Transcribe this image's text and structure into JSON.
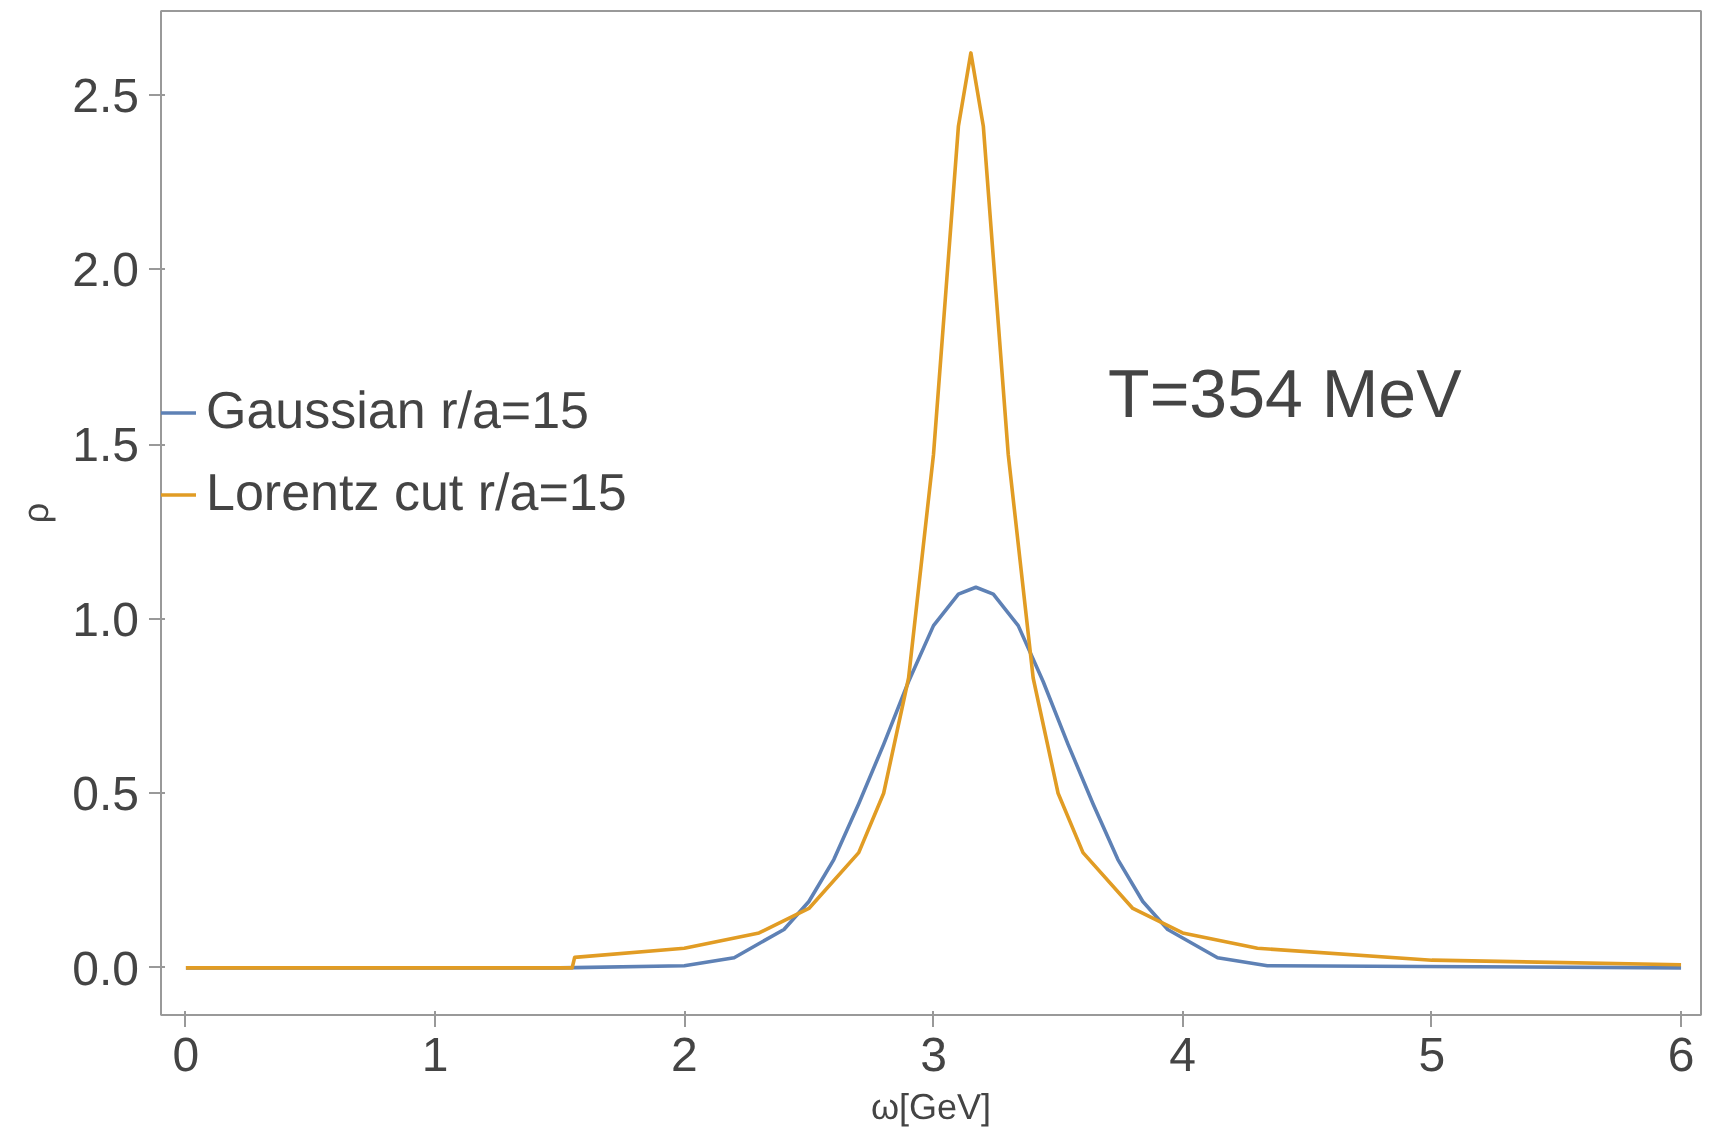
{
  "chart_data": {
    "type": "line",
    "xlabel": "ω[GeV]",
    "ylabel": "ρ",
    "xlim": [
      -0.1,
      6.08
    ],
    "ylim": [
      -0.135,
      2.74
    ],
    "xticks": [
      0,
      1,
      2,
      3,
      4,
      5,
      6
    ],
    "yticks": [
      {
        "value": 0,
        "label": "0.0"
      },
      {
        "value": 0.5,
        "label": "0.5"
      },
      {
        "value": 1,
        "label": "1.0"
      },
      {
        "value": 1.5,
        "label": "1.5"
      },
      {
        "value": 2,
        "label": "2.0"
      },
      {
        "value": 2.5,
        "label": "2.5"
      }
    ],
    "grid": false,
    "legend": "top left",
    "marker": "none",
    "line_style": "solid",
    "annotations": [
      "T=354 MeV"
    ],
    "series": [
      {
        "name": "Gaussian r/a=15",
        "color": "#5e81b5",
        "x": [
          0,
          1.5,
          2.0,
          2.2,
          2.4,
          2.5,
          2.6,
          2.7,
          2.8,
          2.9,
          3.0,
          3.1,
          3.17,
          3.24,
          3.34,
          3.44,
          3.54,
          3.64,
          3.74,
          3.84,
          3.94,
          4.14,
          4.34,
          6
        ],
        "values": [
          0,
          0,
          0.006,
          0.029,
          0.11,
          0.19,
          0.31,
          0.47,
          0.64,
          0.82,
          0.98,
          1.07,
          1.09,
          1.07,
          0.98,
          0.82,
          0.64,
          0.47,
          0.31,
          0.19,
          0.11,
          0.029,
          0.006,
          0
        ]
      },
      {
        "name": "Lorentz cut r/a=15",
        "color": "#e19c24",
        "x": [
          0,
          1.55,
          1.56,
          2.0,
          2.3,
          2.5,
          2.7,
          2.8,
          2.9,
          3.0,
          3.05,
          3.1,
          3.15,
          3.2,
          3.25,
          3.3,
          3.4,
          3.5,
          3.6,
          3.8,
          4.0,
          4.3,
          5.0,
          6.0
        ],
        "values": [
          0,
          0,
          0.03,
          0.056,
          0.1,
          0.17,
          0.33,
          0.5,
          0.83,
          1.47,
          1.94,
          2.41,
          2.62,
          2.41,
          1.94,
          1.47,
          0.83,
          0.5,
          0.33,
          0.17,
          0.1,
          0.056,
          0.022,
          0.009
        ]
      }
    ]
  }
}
+ + + + +
Given task -> Reproduce all of the material exactly, apart from the pictures.

Output of the task ->
Transcribe this image's text and structure into JSON.
{
  "chart_data": {
    "type": "line",
    "xlabel": "ω[GeV]",
    "ylabel": "ρ",
    "xlim": [
      -0.1,
      6.08
    ],
    "ylim": [
      -0.135,
      2.74
    ],
    "xticks": [
      0,
      1,
      2,
      3,
      4,
      5,
      6
    ],
    "yticks": [
      {
        "value": 0,
        "label": "0.0"
      },
      {
        "value": 0.5,
        "label": "0.5"
      },
      {
        "value": 1,
        "label": "1.0"
      },
      {
        "value": 1.5,
        "label": "1.5"
      },
      {
        "value": 2,
        "label": "2.0"
      },
      {
        "value": 2.5,
        "label": "2.5"
      }
    ],
    "grid": false,
    "legend": "top left",
    "marker": "none",
    "line_style": "solid",
    "annotations": [
      "T=354 MeV"
    ],
    "series": [
      {
        "name": "Gaussian r/a=15",
        "color": "#5e81b5",
        "x": [
          0,
          1.5,
          2.0,
          2.2,
          2.4,
          2.5,
          2.6,
          2.7,
          2.8,
          2.9,
          3.0,
          3.1,
          3.17,
          3.24,
          3.34,
          3.44,
          3.54,
          3.64,
          3.74,
          3.84,
          3.94,
          4.14,
          4.34,
          6
        ],
        "values": [
          0,
          0,
          0.006,
          0.029,
          0.11,
          0.19,
          0.31,
          0.47,
          0.64,
          0.82,
          0.98,
          1.07,
          1.09,
          1.07,
          0.98,
          0.82,
          0.64,
          0.47,
          0.31,
          0.19,
          0.11,
          0.029,
          0.006,
          0
        ]
      },
      {
        "name": "Lorentz cut r/a=15",
        "color": "#e19c24",
        "x": [
          0,
          1.55,
          1.56,
          2.0,
          2.3,
          2.5,
          2.7,
          2.8,
          2.9,
          3.0,
          3.05,
          3.1,
          3.15,
          3.2,
          3.25,
          3.3,
          3.4,
          3.5,
          3.6,
          3.8,
          4.0,
          4.3,
          5.0,
          6.0
        ],
        "values": [
          0,
          0,
          0.03,
          0.056,
          0.1,
          0.17,
          0.33,
          0.5,
          0.83,
          1.47,
          1.94,
          2.41,
          2.62,
          2.41,
          1.94,
          1.47,
          0.83,
          0.5,
          0.33,
          0.17,
          0.1,
          0.056,
          0.022,
          0.009
        ]
      }
    ]
  }
}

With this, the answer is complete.